Отрывок страницы:
- - - - -

Второй раз пригласили к следователю, который сопровождал меня до самого конца – Богушевич. Присутствовала дежурный адвокат – девушка, как мне показалось, адекватная, но чуть менее опытная, и чуть меньше рвения у нее было. Тем не менее показалось, что она нам сочувствует. Тогда мне объявили, что я буду подозреваемым, подписали различные протоколы. Я говорил, что мне нужен мой адвокат. Мне предлагали назвать фамилию, имя, отчество, телефон. Как ни странно, он через распечатки моих телефонных разговоров нашел моего адвоката и пригласил. Это один из тех примеров, когда следователь вел себя достойно, адекватно и хотел в чем-то разобраться.
Он не давил ни морально, ни физически. Мой отказ давать показания он комментировал словами: «Отказываетесь и отказываетесь, ваше право, ради бога». Наказания за это не последовало.
– Что помогло, по-твоему мнению, добиться освобождения: отказ от обвинений СК, действия российских властей, акции и сбор подписей в твою поддержку или что-то еще?
– Думаю, комплекс мер. СК выяснил, что я непричастен к беспорядкам, хотя белорусов несчастных за такую ерунду мурыжили в этих ИВСах. И общественная поддержка, и работа российского МИД и посольства – они и правда сработали блестяще.

- - - - -

Исходные записи:
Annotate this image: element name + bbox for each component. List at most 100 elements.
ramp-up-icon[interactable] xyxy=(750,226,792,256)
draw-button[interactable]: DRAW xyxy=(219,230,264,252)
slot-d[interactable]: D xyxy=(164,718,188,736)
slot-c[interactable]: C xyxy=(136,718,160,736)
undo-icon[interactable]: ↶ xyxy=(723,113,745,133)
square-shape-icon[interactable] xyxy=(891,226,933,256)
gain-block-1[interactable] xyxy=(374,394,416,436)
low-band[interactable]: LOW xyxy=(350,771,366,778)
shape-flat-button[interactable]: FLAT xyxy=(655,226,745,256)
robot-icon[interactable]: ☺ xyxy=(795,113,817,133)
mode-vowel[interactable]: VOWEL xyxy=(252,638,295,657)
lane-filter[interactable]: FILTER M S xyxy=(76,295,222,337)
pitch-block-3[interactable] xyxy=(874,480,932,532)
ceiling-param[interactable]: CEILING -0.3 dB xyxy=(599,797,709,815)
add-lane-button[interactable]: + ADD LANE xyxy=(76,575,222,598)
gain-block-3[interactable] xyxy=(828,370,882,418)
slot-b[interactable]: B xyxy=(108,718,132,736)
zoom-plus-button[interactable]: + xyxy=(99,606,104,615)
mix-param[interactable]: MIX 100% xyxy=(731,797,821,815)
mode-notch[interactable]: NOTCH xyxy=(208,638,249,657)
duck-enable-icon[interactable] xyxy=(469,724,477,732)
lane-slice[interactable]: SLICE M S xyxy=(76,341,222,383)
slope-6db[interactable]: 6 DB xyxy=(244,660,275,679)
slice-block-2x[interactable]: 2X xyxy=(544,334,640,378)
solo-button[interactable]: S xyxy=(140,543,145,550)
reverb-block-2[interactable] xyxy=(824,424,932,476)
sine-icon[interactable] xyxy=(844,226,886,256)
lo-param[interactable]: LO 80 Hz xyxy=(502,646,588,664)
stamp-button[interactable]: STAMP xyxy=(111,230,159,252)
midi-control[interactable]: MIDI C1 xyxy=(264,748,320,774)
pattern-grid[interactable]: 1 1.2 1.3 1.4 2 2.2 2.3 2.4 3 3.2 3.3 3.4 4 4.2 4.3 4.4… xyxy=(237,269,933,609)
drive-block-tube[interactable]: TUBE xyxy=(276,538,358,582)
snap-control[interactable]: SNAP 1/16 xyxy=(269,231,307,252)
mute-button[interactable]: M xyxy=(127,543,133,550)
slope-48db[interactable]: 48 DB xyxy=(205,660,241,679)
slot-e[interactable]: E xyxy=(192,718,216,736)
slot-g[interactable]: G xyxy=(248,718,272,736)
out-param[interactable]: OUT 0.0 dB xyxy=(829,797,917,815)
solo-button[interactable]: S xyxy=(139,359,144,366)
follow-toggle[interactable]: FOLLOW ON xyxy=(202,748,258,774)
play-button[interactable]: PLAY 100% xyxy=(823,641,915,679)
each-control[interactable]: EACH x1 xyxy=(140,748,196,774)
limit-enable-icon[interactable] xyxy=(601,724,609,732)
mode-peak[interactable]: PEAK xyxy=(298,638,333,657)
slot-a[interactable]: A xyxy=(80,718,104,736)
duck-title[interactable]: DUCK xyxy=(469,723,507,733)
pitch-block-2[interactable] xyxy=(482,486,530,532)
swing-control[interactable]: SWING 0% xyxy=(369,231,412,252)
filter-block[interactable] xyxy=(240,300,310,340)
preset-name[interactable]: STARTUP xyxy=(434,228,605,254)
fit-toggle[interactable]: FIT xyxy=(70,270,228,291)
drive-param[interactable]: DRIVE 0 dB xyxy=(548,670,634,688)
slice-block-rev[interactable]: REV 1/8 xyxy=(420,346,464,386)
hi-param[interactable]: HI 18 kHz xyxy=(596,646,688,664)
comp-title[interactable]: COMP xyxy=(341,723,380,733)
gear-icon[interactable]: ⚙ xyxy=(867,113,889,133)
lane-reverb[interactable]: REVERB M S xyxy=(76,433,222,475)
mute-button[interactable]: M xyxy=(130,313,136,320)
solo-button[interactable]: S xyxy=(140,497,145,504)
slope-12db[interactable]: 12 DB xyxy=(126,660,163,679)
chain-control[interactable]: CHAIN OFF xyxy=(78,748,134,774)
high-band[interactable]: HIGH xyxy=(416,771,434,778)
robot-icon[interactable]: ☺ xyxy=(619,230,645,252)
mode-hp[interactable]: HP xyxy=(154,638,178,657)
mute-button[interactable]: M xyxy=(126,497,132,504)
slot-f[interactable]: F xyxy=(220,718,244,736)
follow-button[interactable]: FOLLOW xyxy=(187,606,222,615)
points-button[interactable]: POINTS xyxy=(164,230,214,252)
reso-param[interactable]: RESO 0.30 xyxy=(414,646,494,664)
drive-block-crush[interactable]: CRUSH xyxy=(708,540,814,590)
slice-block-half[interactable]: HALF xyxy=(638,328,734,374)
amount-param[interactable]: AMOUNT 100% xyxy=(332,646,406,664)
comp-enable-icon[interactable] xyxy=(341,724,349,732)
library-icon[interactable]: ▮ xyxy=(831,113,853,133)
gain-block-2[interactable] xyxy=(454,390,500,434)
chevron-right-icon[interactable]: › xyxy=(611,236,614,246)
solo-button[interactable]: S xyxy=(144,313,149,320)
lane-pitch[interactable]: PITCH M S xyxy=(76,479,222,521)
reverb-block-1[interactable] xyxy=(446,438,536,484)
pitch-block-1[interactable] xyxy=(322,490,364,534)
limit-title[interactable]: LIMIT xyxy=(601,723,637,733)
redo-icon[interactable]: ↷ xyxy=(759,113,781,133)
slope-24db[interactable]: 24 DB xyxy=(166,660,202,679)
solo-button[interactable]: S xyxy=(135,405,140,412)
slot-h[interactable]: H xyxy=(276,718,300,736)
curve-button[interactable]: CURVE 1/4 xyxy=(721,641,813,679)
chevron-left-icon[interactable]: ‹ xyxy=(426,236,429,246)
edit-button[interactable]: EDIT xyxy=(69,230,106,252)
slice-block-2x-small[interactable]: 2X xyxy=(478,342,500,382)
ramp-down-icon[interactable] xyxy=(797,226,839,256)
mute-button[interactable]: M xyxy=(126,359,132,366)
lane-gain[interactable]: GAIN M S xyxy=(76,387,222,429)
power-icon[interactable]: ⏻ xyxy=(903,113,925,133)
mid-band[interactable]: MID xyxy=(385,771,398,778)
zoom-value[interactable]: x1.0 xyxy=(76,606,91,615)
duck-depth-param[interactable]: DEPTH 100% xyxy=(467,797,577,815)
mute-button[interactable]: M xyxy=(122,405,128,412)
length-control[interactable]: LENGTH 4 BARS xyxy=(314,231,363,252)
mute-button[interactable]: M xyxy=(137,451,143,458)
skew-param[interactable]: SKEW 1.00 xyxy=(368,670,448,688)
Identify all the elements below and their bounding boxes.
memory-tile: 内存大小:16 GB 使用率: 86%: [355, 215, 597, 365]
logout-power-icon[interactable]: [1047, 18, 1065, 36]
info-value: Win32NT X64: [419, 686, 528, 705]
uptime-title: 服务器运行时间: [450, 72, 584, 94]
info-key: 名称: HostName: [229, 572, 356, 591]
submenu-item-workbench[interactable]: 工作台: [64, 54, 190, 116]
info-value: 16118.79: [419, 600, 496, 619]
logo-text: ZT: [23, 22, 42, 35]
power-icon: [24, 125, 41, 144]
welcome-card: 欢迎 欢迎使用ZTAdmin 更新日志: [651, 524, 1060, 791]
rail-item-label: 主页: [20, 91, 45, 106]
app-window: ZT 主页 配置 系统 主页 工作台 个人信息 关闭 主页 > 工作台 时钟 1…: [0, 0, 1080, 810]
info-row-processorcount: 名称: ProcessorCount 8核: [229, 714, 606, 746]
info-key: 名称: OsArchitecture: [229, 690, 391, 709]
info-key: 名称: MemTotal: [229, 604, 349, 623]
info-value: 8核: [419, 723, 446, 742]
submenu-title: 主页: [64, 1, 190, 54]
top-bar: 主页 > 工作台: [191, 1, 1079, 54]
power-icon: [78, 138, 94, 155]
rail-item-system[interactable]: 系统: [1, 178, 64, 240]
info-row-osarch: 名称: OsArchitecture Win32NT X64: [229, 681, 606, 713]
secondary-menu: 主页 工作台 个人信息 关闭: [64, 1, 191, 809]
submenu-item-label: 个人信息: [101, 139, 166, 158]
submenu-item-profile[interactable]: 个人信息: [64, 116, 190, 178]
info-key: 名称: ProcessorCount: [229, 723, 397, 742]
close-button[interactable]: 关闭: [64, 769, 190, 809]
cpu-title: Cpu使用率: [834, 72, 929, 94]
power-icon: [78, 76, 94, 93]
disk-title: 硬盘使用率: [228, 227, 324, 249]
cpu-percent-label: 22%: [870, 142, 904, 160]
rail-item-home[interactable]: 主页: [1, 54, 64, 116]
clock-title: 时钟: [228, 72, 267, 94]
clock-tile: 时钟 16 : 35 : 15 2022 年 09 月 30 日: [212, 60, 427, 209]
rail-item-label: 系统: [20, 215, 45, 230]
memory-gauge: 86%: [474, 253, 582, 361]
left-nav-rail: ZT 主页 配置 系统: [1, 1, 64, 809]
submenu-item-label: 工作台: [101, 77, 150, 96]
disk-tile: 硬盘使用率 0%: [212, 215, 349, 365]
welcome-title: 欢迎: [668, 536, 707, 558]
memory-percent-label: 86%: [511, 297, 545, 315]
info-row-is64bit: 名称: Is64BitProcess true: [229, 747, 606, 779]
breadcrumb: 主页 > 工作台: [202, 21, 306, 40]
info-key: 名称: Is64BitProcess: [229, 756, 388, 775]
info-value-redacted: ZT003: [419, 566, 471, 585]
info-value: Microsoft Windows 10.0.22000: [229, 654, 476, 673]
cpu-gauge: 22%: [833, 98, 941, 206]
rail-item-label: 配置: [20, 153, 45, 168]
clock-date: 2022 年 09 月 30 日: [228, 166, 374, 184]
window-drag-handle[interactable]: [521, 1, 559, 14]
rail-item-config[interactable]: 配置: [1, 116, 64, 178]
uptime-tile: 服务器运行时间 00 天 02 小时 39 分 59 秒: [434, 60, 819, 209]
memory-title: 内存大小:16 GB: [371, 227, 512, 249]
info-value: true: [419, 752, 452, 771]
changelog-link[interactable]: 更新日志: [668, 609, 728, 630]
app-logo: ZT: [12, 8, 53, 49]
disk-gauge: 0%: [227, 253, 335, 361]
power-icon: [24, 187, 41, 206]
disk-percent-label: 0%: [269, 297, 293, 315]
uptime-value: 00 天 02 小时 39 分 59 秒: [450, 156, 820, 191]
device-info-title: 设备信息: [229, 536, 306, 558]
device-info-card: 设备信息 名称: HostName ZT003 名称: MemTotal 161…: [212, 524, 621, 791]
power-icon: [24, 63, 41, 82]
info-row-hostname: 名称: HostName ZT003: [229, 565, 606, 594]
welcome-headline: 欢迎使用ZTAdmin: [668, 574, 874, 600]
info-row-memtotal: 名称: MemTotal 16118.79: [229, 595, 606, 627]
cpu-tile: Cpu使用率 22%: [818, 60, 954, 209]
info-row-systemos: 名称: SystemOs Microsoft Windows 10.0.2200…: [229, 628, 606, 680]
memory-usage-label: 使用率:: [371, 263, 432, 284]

- - - - -

Задание A: Какова фамилия следователя, который, по словам из отрывка, сопровождал рассказчика до самого конца?
Задание B: Перепишите без изменений строки записей: всё от начала записей до строки с «slot-c[interactable]: C xyxy=(136,718,160,736)», обе границы включительно.

Результат A: Богушевич.

Результат B:
Annotate this image: element name + bbox for each component. List at most 100 elements.
ramp-up-icon[interactable] xyxy=(750,226,792,256)
draw-button[interactable]: DRAW xyxy=(219,230,264,252)
slot-d[interactable]: D xyxy=(164,718,188,736)
slot-c[interactable]: C xyxy=(136,718,160,736)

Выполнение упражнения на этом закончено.